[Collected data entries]
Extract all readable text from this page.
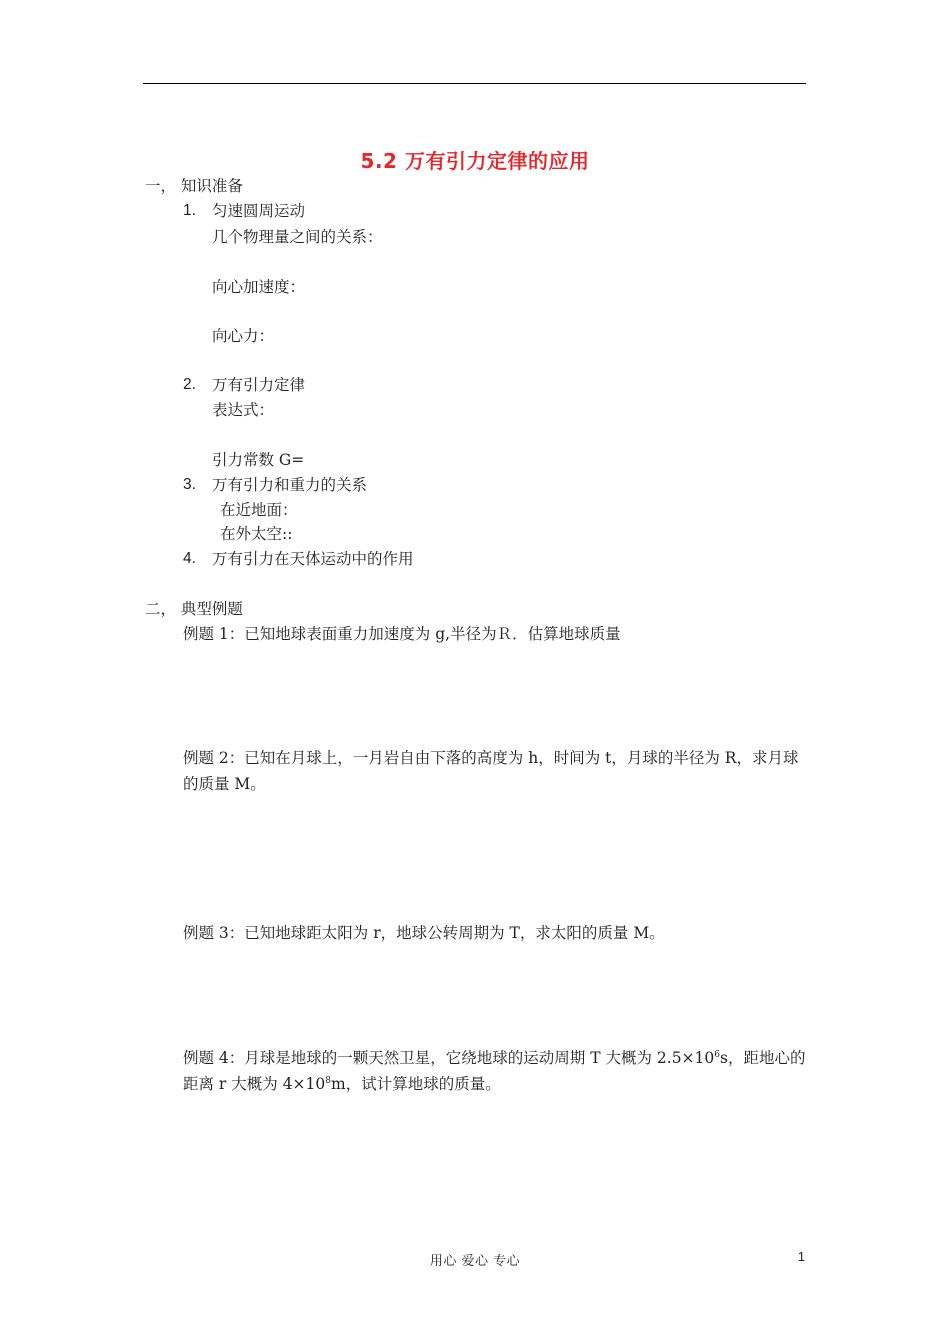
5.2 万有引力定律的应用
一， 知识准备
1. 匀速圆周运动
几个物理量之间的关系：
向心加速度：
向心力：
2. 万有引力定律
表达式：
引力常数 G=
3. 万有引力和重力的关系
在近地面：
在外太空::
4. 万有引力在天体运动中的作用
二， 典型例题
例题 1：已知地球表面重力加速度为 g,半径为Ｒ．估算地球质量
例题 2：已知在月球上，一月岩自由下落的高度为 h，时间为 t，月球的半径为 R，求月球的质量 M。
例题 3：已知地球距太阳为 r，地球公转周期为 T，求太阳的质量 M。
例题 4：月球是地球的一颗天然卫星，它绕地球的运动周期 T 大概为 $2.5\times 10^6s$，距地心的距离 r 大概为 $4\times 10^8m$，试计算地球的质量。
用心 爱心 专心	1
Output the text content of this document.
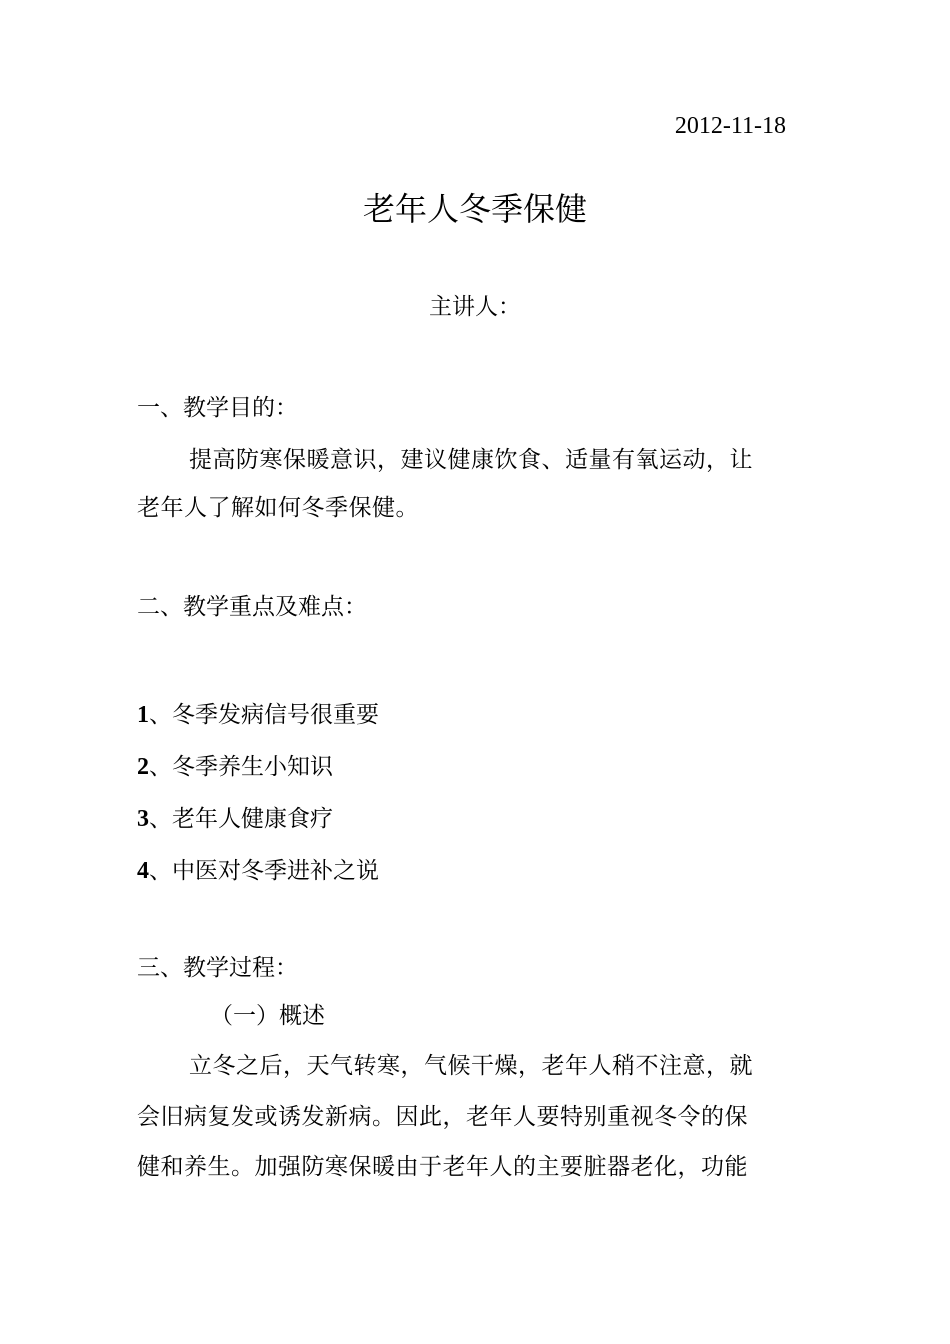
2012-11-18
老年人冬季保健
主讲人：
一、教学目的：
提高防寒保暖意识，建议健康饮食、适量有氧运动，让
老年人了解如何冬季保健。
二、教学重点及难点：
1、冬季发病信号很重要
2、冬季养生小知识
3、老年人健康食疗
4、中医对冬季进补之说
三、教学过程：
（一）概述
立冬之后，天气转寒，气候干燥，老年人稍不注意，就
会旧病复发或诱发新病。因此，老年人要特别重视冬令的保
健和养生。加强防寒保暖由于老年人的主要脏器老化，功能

**Prompt**
In the records above, locate the line with "Output the text content of this document."; output it and each line after it through the last one, exactly, omitting pictures.

**Written answer**
Output the text content of this document.
2012-11-18
老年人冬季保健
主讲人：
一、教学目的：
提高防寒保暖意识，建议健康饮食、适量有氧运动，让
老年人了解如何冬季保健。
二、教学重点及难点：
1、冬季发病信号很重要
2、冬季养生小知识
3、老年人健康食疗
4、中医对冬季进补之说
三、教学过程：
（一）概述
立冬之后，天气转寒，气候干燥，老年人稍不注意，就
会旧病复发或诱发新病。因此，老年人要特别重视冬令的保
健和养生。加强防寒保暖由于老年人的主要脏器老化，功能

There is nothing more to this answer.